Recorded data
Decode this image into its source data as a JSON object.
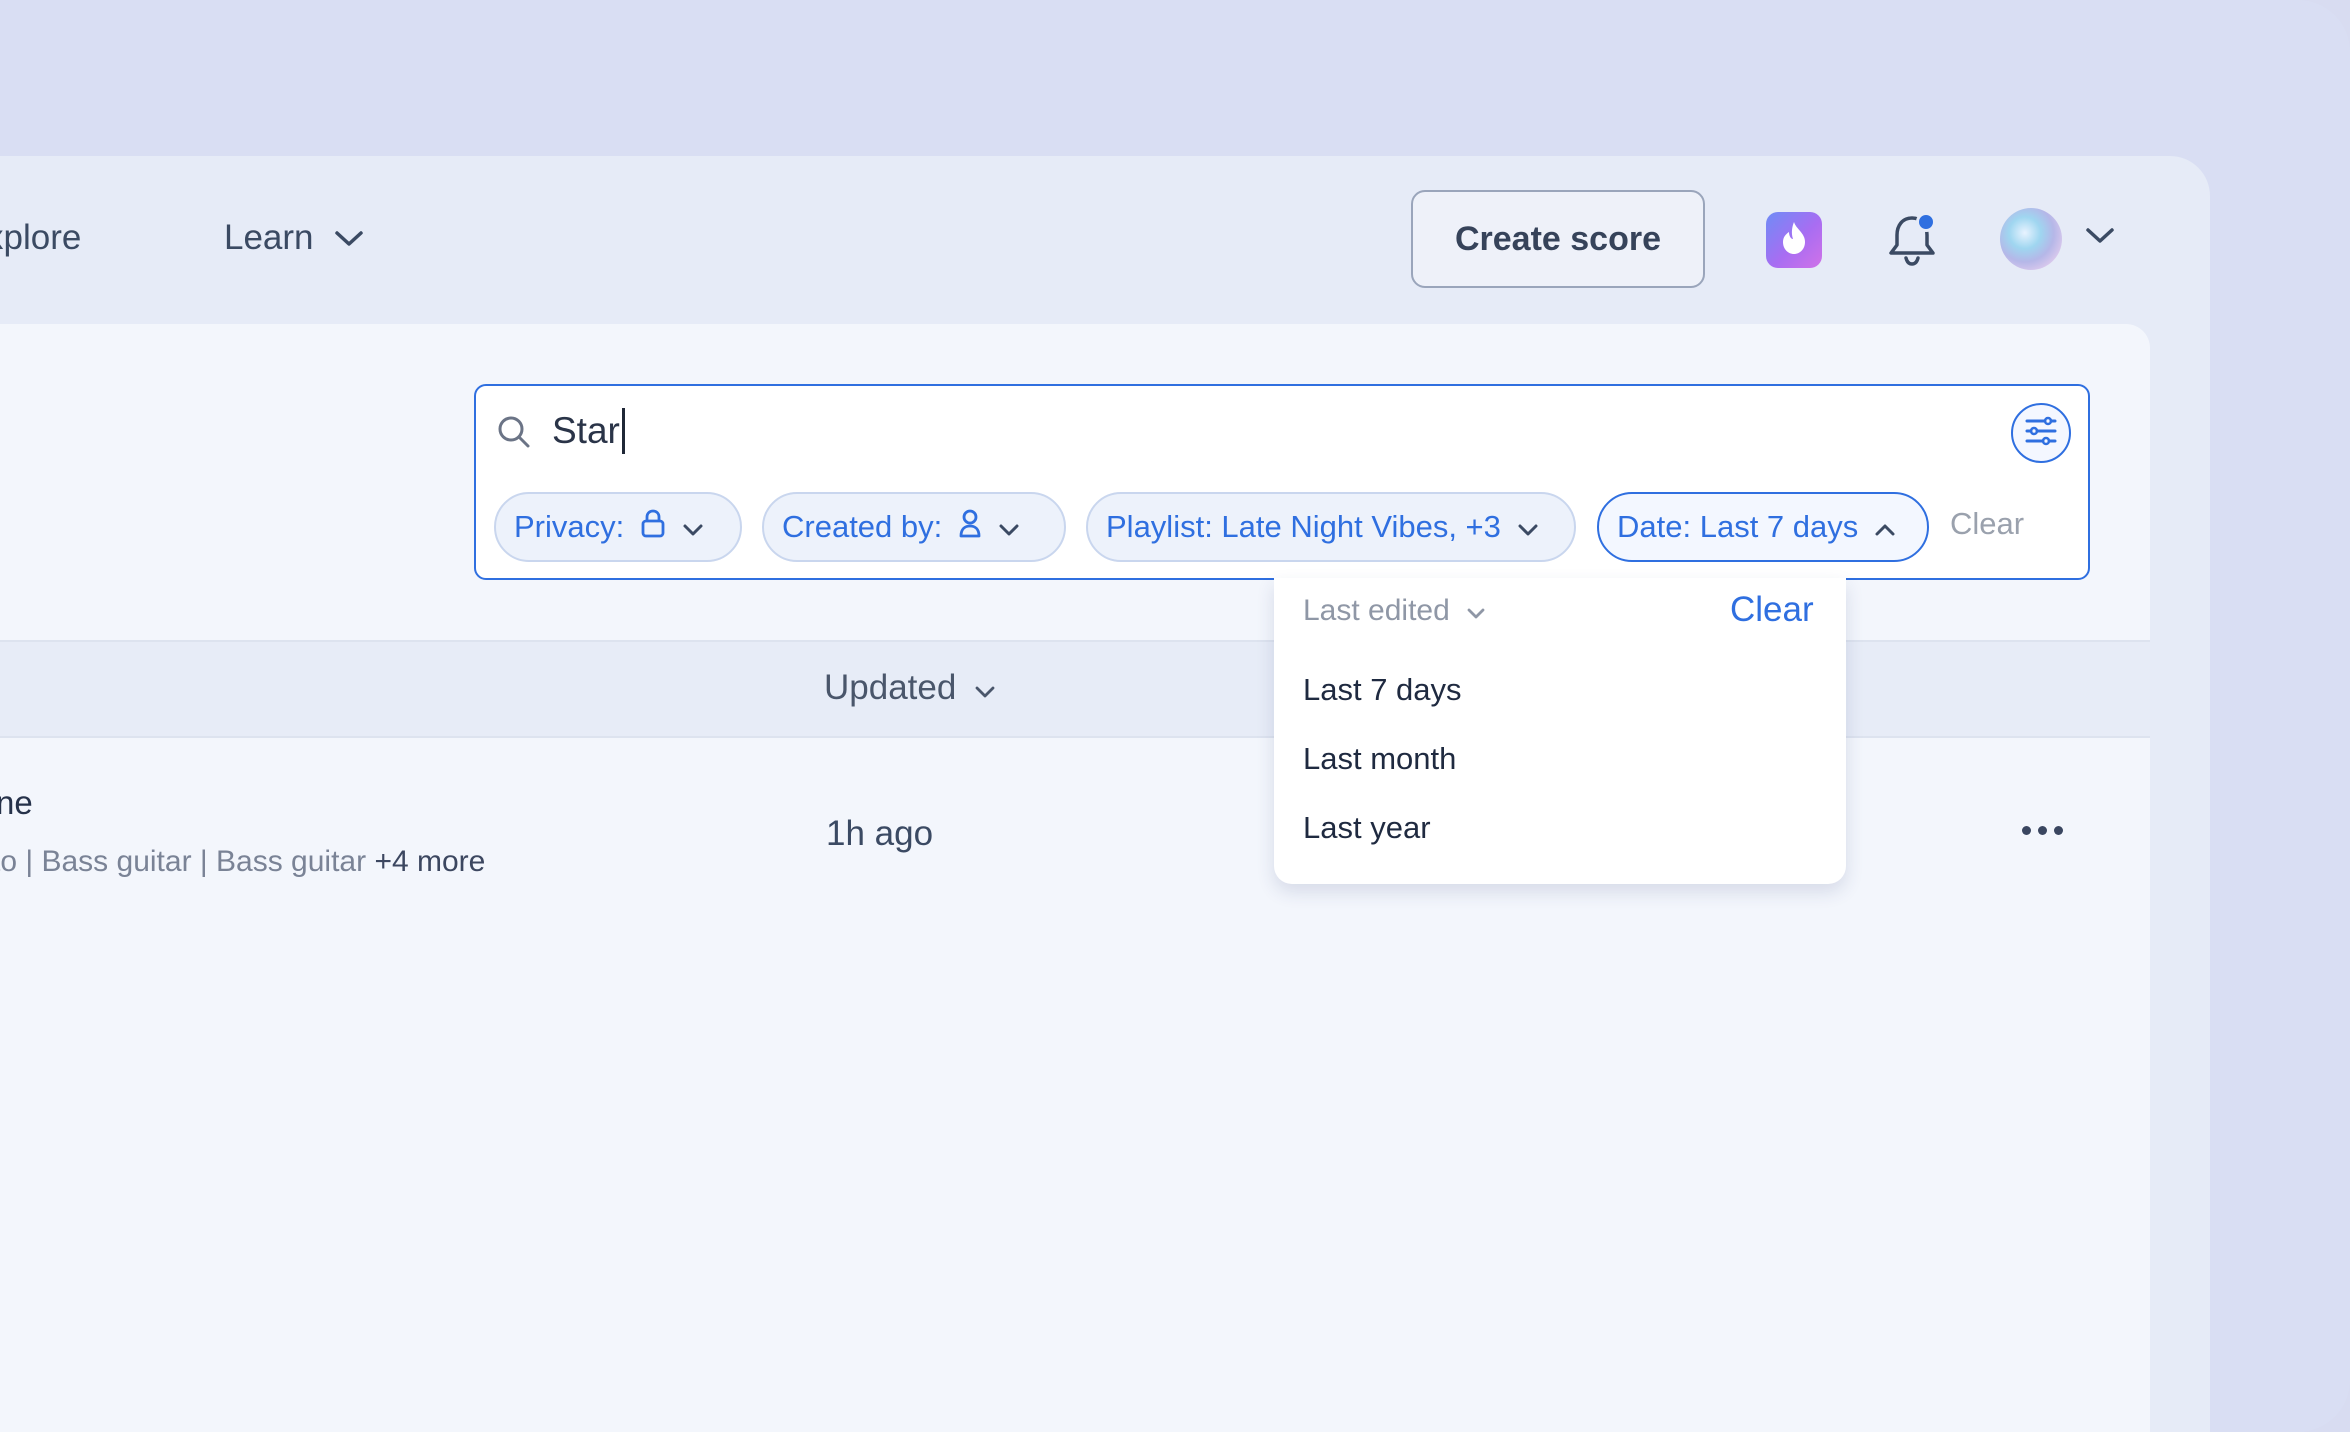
{
  "nav": {
    "explore_label": "xplore",
    "learn_label": "Learn",
    "create_label": "Create score"
  },
  "search": {
    "value": "Star"
  },
  "chips": {
    "privacy_label": "Privacy:",
    "created_label": "Created by:",
    "playlist_label": "Playlist: Late Night Vibes, +3",
    "date_label": "Date: Last 7 days",
    "clear_label": "Clear"
  },
  "table": {
    "updated_header": "Updated",
    "row": {
      "title": "ne",
      "subtitle": "to | Bass guitar | Bass guitar",
      "more": "+4 more",
      "updated": "1h ago"
    }
  },
  "dropdown": {
    "sort_label": "Last edited",
    "clear_label": "Clear",
    "options": [
      "Last 7 days",
      "Last month",
      "Last year"
    ]
  },
  "colors": {
    "accent": "#2f6fe0",
    "background": "#d9def3",
    "panel": "#f3f6fc",
    "notification_dot": "#2f6fe0"
  },
  "icons": [
    "chevron-down-icon",
    "flame-icon",
    "bell-icon",
    "search-icon",
    "filter-sliders-icon",
    "lock-icon",
    "person-icon",
    "chevron-up-icon",
    "more-horizontal-icon"
  ]
}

To be done :: In your copy of the records, include no pictures; repeat everything else exactly.

Result ::
Decode this image into its source data as a JSON object.
{
  "nav": {
    "explore_label": "xplore",
    "learn_label": "Learn",
    "create_label": "Create score"
  },
  "search": {
    "value": "Star"
  },
  "chips": {
    "privacy_label": "Privacy:",
    "created_label": "Created by:",
    "playlist_label": "Playlist: Late Night Vibes, +3",
    "date_label": "Date: Last 7 days",
    "clear_label": "Clear"
  },
  "table": {
    "updated_header": "Updated",
    "row": {
      "title": "ne",
      "subtitle": "to | Bass guitar | Bass guitar",
      "more": "+4 more",
      "updated": "1h ago"
    }
  },
  "dropdown": {
    "sort_label": "Last edited",
    "clear_label": "Clear",
    "options": [
      "Last 7 days",
      "Last month",
      "Last year"
    ]
  },
  "colors": {
    "accent": "#2f6fe0",
    "background": "#d9def3",
    "panel": "#f3f6fc",
    "notification_dot": "#2f6fe0"
  },
  "icons": [
    "chevron-down-icon",
    "flame-icon",
    "bell-icon",
    "search-icon",
    "filter-sliders-icon",
    "lock-icon",
    "person-icon",
    "chevron-up-icon",
    "more-horizontal-icon"
  ]
}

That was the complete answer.